**Listed entries**.
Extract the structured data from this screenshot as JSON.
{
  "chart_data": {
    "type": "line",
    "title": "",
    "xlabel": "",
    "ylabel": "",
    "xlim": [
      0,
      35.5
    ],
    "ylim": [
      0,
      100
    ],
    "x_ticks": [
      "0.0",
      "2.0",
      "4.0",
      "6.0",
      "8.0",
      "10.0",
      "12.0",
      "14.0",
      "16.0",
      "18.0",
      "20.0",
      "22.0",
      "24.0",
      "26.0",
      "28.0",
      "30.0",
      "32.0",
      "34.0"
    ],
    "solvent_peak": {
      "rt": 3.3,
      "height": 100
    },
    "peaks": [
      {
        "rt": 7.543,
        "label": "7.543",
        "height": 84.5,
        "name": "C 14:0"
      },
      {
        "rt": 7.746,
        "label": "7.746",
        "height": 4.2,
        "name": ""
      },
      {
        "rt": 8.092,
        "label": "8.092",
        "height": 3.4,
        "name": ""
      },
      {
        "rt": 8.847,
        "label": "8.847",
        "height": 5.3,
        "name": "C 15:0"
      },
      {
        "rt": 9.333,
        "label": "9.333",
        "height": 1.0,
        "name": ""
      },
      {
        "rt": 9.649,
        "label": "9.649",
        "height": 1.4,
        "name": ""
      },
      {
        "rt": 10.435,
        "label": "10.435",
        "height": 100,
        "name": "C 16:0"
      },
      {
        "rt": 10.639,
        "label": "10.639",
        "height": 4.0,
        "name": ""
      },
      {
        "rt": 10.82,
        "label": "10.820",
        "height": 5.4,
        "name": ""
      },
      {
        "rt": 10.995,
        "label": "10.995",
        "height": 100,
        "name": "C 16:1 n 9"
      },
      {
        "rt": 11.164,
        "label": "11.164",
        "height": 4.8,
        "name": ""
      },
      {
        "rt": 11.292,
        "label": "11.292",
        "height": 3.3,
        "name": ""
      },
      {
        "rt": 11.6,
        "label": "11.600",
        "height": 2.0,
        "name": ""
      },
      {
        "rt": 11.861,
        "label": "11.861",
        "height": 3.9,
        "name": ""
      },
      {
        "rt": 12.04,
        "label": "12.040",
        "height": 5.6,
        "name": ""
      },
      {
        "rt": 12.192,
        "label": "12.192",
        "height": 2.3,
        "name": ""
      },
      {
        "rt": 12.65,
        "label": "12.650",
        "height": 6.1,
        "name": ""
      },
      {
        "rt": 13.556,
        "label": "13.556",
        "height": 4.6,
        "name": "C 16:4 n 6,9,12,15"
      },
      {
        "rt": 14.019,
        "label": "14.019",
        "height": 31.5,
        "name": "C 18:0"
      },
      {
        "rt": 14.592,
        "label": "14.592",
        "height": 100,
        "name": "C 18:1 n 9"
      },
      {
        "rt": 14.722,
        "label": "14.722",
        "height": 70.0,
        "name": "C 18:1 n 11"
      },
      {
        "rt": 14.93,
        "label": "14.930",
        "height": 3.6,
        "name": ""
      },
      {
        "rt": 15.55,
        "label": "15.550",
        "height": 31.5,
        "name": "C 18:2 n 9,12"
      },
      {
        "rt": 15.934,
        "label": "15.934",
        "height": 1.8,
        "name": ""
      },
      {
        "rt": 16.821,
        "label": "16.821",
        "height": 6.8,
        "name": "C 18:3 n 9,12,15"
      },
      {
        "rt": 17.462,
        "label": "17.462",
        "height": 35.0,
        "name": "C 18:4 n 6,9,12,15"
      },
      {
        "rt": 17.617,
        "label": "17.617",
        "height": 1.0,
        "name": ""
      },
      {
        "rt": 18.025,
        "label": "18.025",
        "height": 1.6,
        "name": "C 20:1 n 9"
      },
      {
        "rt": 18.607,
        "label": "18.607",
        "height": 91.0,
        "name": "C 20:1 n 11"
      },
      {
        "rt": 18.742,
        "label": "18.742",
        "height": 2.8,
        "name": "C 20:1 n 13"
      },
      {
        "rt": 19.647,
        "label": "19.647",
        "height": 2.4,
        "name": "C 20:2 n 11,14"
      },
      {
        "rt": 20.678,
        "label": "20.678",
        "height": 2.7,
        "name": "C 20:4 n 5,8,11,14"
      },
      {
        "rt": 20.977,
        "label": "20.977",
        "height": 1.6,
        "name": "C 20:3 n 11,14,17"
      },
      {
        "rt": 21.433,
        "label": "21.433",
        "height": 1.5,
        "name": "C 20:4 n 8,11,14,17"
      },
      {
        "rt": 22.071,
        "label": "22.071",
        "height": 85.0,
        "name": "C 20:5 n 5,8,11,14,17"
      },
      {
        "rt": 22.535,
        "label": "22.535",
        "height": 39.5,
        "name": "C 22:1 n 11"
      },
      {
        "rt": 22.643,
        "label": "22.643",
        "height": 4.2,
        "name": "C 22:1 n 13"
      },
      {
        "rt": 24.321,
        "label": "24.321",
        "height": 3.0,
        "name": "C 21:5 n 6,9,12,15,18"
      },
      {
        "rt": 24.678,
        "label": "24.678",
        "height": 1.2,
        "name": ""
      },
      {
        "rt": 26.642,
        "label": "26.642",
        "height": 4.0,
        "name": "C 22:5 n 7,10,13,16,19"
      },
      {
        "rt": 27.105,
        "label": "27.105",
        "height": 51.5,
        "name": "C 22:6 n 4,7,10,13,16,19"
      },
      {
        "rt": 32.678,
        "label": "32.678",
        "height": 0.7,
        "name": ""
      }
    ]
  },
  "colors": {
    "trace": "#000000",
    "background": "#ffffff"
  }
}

**Work required**. Reproduce the entire listing word for word.

**Written response**.
Extract the structured data from this screenshot as JSON.
{
  "chart_data": {
    "type": "line",
    "title": "",
    "xlabel": "",
    "ylabel": "",
    "xlim": [
      0,
      35.5
    ],
    "ylim": [
      0,
      100
    ],
    "x_ticks": [
      "0.0",
      "2.0",
      "4.0",
      "6.0",
      "8.0",
      "10.0",
      "12.0",
      "14.0",
      "16.0",
      "18.0",
      "20.0",
      "22.0",
      "24.0",
      "26.0",
      "28.0",
      "30.0",
      "32.0",
      "34.0"
    ],
    "solvent_peak": {
      "rt": 3.3,
      "height": 100
    },
    "peaks": [
      {
        "rt": 7.543,
        "label": "7.543",
        "height": 84.5,
        "name": "C 14:0"
      },
      {
        "rt": 7.746,
        "label": "7.746",
        "height": 4.2,
        "name": ""
      },
      {
        "rt": 8.092,
        "label": "8.092",
        "height": 3.4,
        "name": ""
      },
      {
        "rt": 8.847,
        "label": "8.847",
        "height": 5.3,
        "name": "C 15:0"
      },
      {
        "rt": 9.333,
        "label": "9.333",
        "height": 1.0,
        "name": ""
      },
      {
        "rt": 9.649,
        "label": "9.649",
        "height": 1.4,
        "name": ""
      },
      {
        "rt": 10.435,
        "label": "10.435",
        "height": 100,
        "name": "C 16:0"
      },
      {
        "rt": 10.639,
        "label": "10.639",
        "height": 4.0,
        "name": ""
      },
      {
        "rt": 10.82,
        "label": "10.820",
        "height": 5.4,
        "name": ""
      },
      {
        "rt": 10.995,
        "label": "10.995",
        "height": 100,
        "name": "C 16:1 n 9"
      },
      {
        "rt": 11.164,
        "label": "11.164",
        "height": 4.8,
        "name": ""
      },
      {
        "rt": 11.292,
        "label": "11.292",
        "height": 3.3,
        "name": ""
      },
      {
        "rt": 11.6,
        "label": "11.600",
        "height": 2.0,
        "name": ""
      },
      {
        "rt": 11.861,
        "label": "11.861",
        "height": 3.9,
        "name": ""
      },
      {
        "rt": 12.04,
        "label": "12.040",
        "height": 5.6,
        "name": ""
      },
      {
        "rt": 12.192,
        "label": "12.192",
        "height": 2.3,
        "name": ""
      },
      {
        "rt": 12.65,
        "label": "12.650",
        "height": 6.1,
        "name": ""
      },
      {
        "rt": 13.556,
        "label": "13.556",
        "height": 4.6,
        "name": "C 16:4 n 6,9,12,15"
      },
      {
        "rt": 14.019,
        "label": "14.019",
        "height": 31.5,
        "name": "C 18:0"
      },
      {
        "rt": 14.592,
        "label": "14.592",
        "height": 100,
        "name": "C 18:1 n 9"
      },
      {
        "rt": 14.722,
        "label": "14.722",
        "height": 70.0,
        "name": "C 18:1 n 11"
      },
      {
        "rt": 14.93,
        "label": "14.930",
        "height": 3.6,
        "name": ""
      },
      {
        "rt": 15.55,
        "label": "15.550",
        "height": 31.5,
        "name": "C 18:2 n 9,12"
      },
      {
        "rt": 15.934,
        "label": "15.934",
        "height": 1.8,
        "name": ""
      },
      {
        "rt": 16.821,
        "label": "16.821",
        "height": 6.8,
        "name": "C 18:3 n 9,12,15"
      },
      {
        "rt": 17.462,
        "label": "17.462",
        "height": 35.0,
        "name": "C 18:4 n 6,9,12,15"
      },
      {
        "rt": 17.617,
        "label": "17.617",
        "height": 1.0,
        "name": ""
      },
      {
        "rt": 18.025,
        "label": "18.025",
        "height": 1.6,
        "name": "C 20:1 n 9"
      },
      {
        "rt": 18.607,
        "label": "18.607",
        "height": 91.0,
        "name": "C 20:1 n 11"
      },
      {
        "rt": 18.742,
        "label": "18.742",
        "height": 2.8,
        "name": "C 20:1 n 13"
      },
      {
        "rt": 19.647,
        "label": "19.647",
        "height": 2.4,
        "name": "C 20:2 n 11,14"
      },
      {
        "rt": 20.678,
        "label": "20.678",
        "height": 2.7,
        "name": "C 20:4 n 5,8,11,14"
      },
      {
        "rt": 20.977,
        "label": "20.977",
        "height": 1.6,
        "name": "C 20:3 n 11,14,17"
      },
      {
        "rt": 21.433,
        "label": "21.433",
        "height": 1.5,
        "name": "C 20:4 n 8,11,14,17"
      },
      {
        "rt": 22.071,
        "label": "22.071",
        "height": 85.0,
        "name": "C 20:5 n 5,8,11,14,17"
      },
      {
        "rt": 22.535,
        "label": "22.535",
        "height": 39.5,
        "name": "C 22:1 n 11"
      },
      {
        "rt": 22.643,
        "label": "22.643",
        "height": 4.2,
        "name": "C 22:1 n 13"
      },
      {
        "rt": 24.321,
        "label": "24.321",
        "height": 3.0,
        "name": "C 21:5 n 6,9,12,15,18"
      },
      {
        "rt": 24.678,
        "label": "24.678",
        "height": 1.2,
        "name": ""
      },
      {
        "rt": 26.642,
        "label": "26.642",
        "height": 4.0,
        "name": "C 22:5 n 7,10,13,16,19"
      },
      {
        "rt": 27.105,
        "label": "27.105",
        "height": 51.5,
        "name": "C 22:6 n 4,7,10,13,16,19"
      },
      {
        "rt": 32.678,
        "label": "32.678",
        "height": 0.7,
        "name": ""
      }
    ]
  },
  "colors": {
    "trace": "#000000",
    "background": "#ffffff"
  }
}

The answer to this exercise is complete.